Keep the wording of each record exactly the same when you repeat it, and leave out pictures.

___

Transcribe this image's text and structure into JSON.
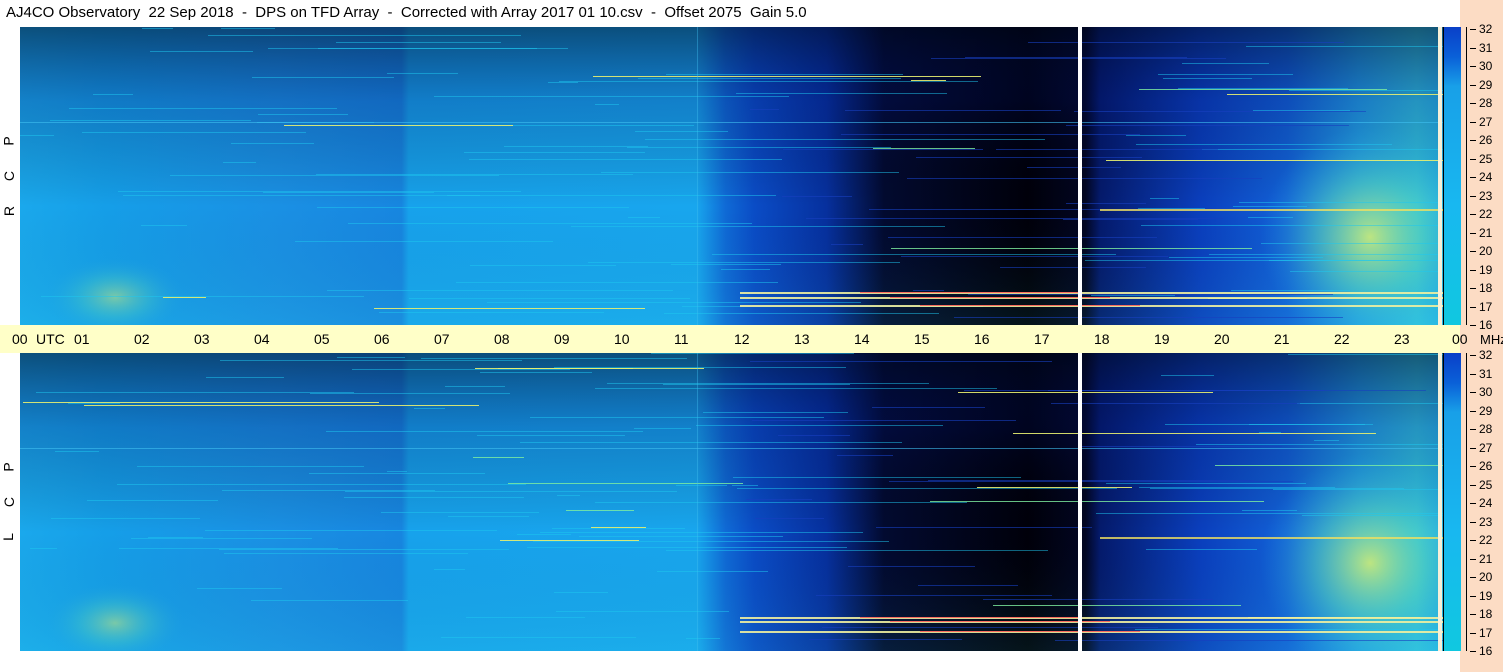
{
  "title": "AJ4CO Observatory  22 Sep 2018  -  DPS on TFD Array  -  Corrected with Array 2017 01 10.csv  -  Offset 2075  Gain 5.0",
  "chart_data": {
    "type": "heatmap",
    "x_axis": {
      "unit": "UTC",
      "tick_labels": [
        "00",
        "UTC",
        "01",
        "02",
        "03",
        "04",
        "05",
        "06",
        "07",
        "08",
        "09",
        "10",
        "11",
        "12",
        "13",
        "14",
        "15",
        "16",
        "17",
        "18",
        "19",
        "20",
        "21",
        "22",
        "23",
        "00"
      ],
      "range": [
        0,
        24
      ]
    },
    "y_axis": {
      "unit": "MHz",
      "tick_labels": [
        "32",
        "31",
        "30",
        "29",
        "28",
        "27",
        "26",
        "25",
        "24",
        "23",
        "22",
        "21",
        "20",
        "19",
        "18",
        "17",
        "16"
      ],
      "range": [
        16,
        32
      ]
    },
    "panels": [
      {
        "label": "R C P"
      },
      {
        "label": "L C P"
      }
    ],
    "color_scale": {
      "low": "#000008",
      "mid": "#0a5ad8",
      "high": "#18b4f0",
      "hot": [
        "#78e678",
        "#f0f064",
        "#ff5050"
      ]
    }
  },
  "labels": {
    "utc_ticks": [
      "00",
      "01",
      "02",
      "03",
      "04",
      "05",
      "06",
      "07",
      "08",
      "09",
      "10",
      "11",
      "12",
      "13",
      "14",
      "15",
      "16",
      "17",
      "18",
      "19",
      "20",
      "21",
      "22",
      "23",
      "00"
    ],
    "utc_word": "UTC",
    "mhz_ticks": [
      "32",
      "31",
      "30",
      "29",
      "28",
      "27",
      "26",
      "25",
      "24",
      "23",
      "22",
      "21",
      "20",
      "19",
      "18",
      "17",
      "16"
    ],
    "mhz_word": "MHz",
    "rcp": [
      "R",
      "C",
      "P"
    ],
    "lcp": [
      "L",
      "C",
      "P"
    ]
  }
}
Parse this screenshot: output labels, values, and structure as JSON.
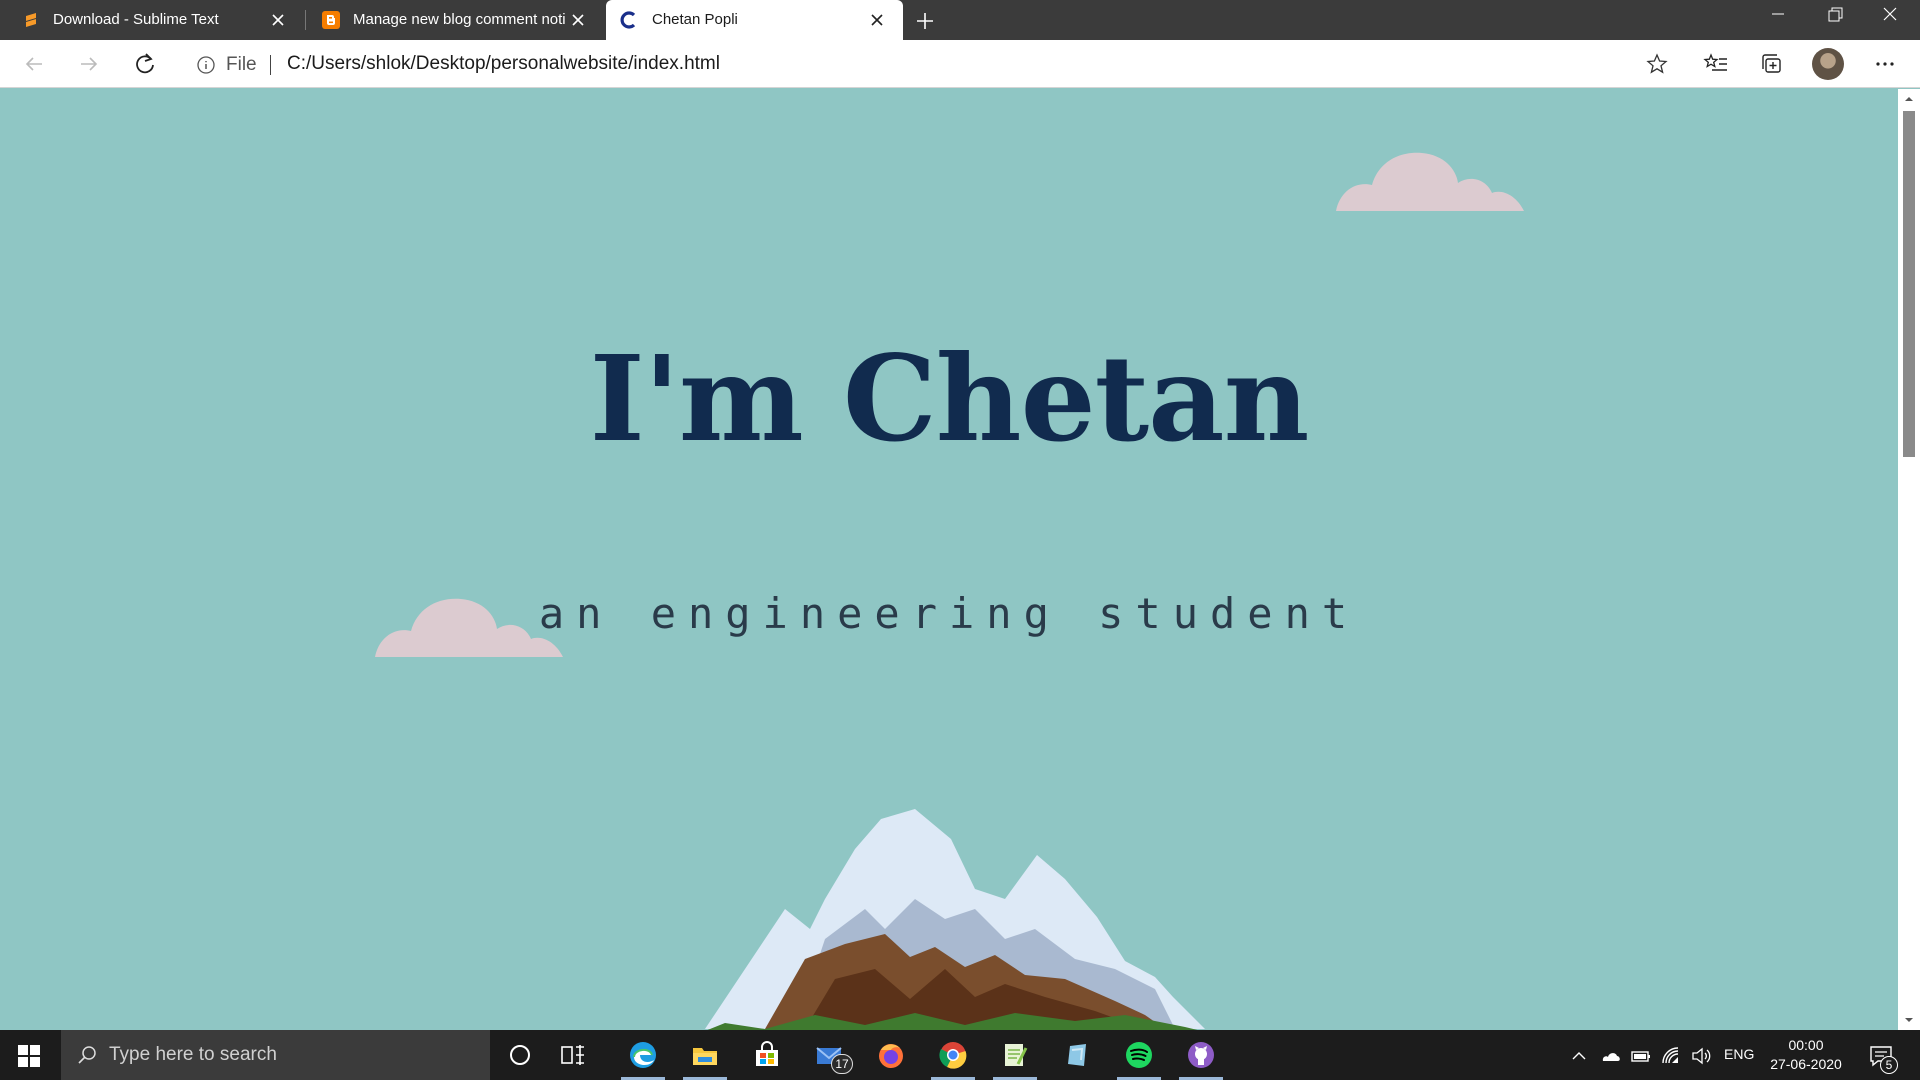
{
  "browser": {
    "tabs": [
      {
        "label": "Download - Sublime Text",
        "favicon": "sublime-text-icon"
      },
      {
        "label": "Manage new blog comment noti",
        "favicon": "blogger-icon"
      },
      {
        "label": "Chetan Popli",
        "favicon": "site-c-icon",
        "active": true
      }
    ],
    "address": {
      "scheme": "File",
      "url": "C:/Users/shlok/Desktop/personalwebsite/index.html"
    }
  },
  "page": {
    "heading": "I'm Chetan",
    "subtitle": "an engineering student",
    "colors": {
      "background": "#8fc6c4",
      "heading": "#112b4e",
      "cloud": "#d9c9cf"
    }
  },
  "taskbar": {
    "search_placeholder": "Type here to search",
    "apps": [
      "edge-icon",
      "file-explorer-icon",
      "store-icon",
      "mail-icon",
      "firefox-icon",
      "chrome-icon",
      "notepadplusplus-icon",
      "paint-icon",
      "spotify-icon",
      "github-desktop-icon"
    ],
    "mail_badge": "17",
    "language": "ENG",
    "time": "00:00",
    "date": "27-06-2020",
    "notifications": "5"
  }
}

___

**Response**:
Transcribe this image's text and structure into JSON.
{
  "title": "AJ4CO Observatory  22 Sep 2018  -  DPS on TFD Array  -  Corrected with Array 2017 01 10.csv  -  Offset 2075  Gain 5.0",
  "chart_data": {
    "type": "heatmap",
    "x_axis": {
      "unit": "UTC",
      "tick_labels": [
        "00",
        "UTC",
        "01",
        "02",
        "03",
        "04",
        "05",
        "06",
        "07",
        "08",
        "09",
        "10",
        "11",
        "12",
        "13",
        "14",
        "15",
        "16",
        "17",
        "18",
        "19",
        "20",
        "21",
        "22",
        "23",
        "00"
      ],
      "range": [
        0,
        24
      ]
    },
    "y_axis": {
      "unit": "MHz",
      "tick_labels": [
        "32",
        "31",
        "30",
        "29",
        "28",
        "27",
        "26",
        "25",
        "24",
        "23",
        "22",
        "21",
        "20",
        "19",
        "18",
        "17",
        "16"
      ],
      "range": [
        16,
        32
      ]
    },
    "panels": [
      {
        "label": "R C P"
      },
      {
        "label": "L C P"
      }
    ],
    "color_scale": {
      "low": "#000008",
      "mid": "#0a5ad8",
      "high": "#18b4f0",
      "hot": [
        "#78e678",
        "#f0f064",
        "#ff5050"
      ]
    }
  },
  "labels": {
    "utc_ticks": [
      "00",
      "01",
      "02",
      "03",
      "04",
      "05",
      "06",
      "07",
      "08",
      "09",
      "10",
      "11",
      "12",
      "13",
      "14",
      "15",
      "16",
      "17",
      "18",
      "19",
      "20",
      "21",
      "22",
      "23",
      "00"
    ],
    "utc_word": "UTC",
    "mhz_ticks": [
      "32",
      "31",
      "30",
      "29",
      "28",
      "27",
      "26",
      "25",
      "24",
      "23",
      "22",
      "21",
      "20",
      "19",
      "18",
      "17",
      "16"
    ],
    "mhz_word": "MHz",
    "rcp": [
      "R",
      "C",
      "P"
    ],
    "lcp": [
      "L",
      "C",
      "P"
    ]
  }
}
Parse this screenshot: output labels, values, and structure as JSON.
{
  "browser": {
    "tabs": [
      {
        "label": "Download - Sublime Text",
        "favicon": "sublime-text-icon"
      },
      {
        "label": "Manage new blog comment noti",
        "favicon": "blogger-icon"
      },
      {
        "label": "Chetan Popli",
        "favicon": "site-c-icon",
        "active": true
      }
    ],
    "address": {
      "scheme": "File",
      "url": "C:/Users/shlok/Desktop/personalwebsite/index.html"
    }
  },
  "page": {
    "heading": "I'm Chetan",
    "subtitle": "an engineering student",
    "colors": {
      "background": "#8fc6c4",
      "heading": "#112b4e",
      "cloud": "#d9c9cf"
    }
  },
  "taskbar": {
    "search_placeholder": "Type here to search",
    "apps": [
      "edge-icon",
      "file-explorer-icon",
      "store-icon",
      "mail-icon",
      "firefox-icon",
      "chrome-icon",
      "notepadplusplus-icon",
      "paint-icon",
      "spotify-icon",
      "github-desktop-icon"
    ],
    "mail_badge": "17",
    "language": "ENG",
    "time": "00:00",
    "date": "27-06-2020",
    "notifications": "5"
  }
}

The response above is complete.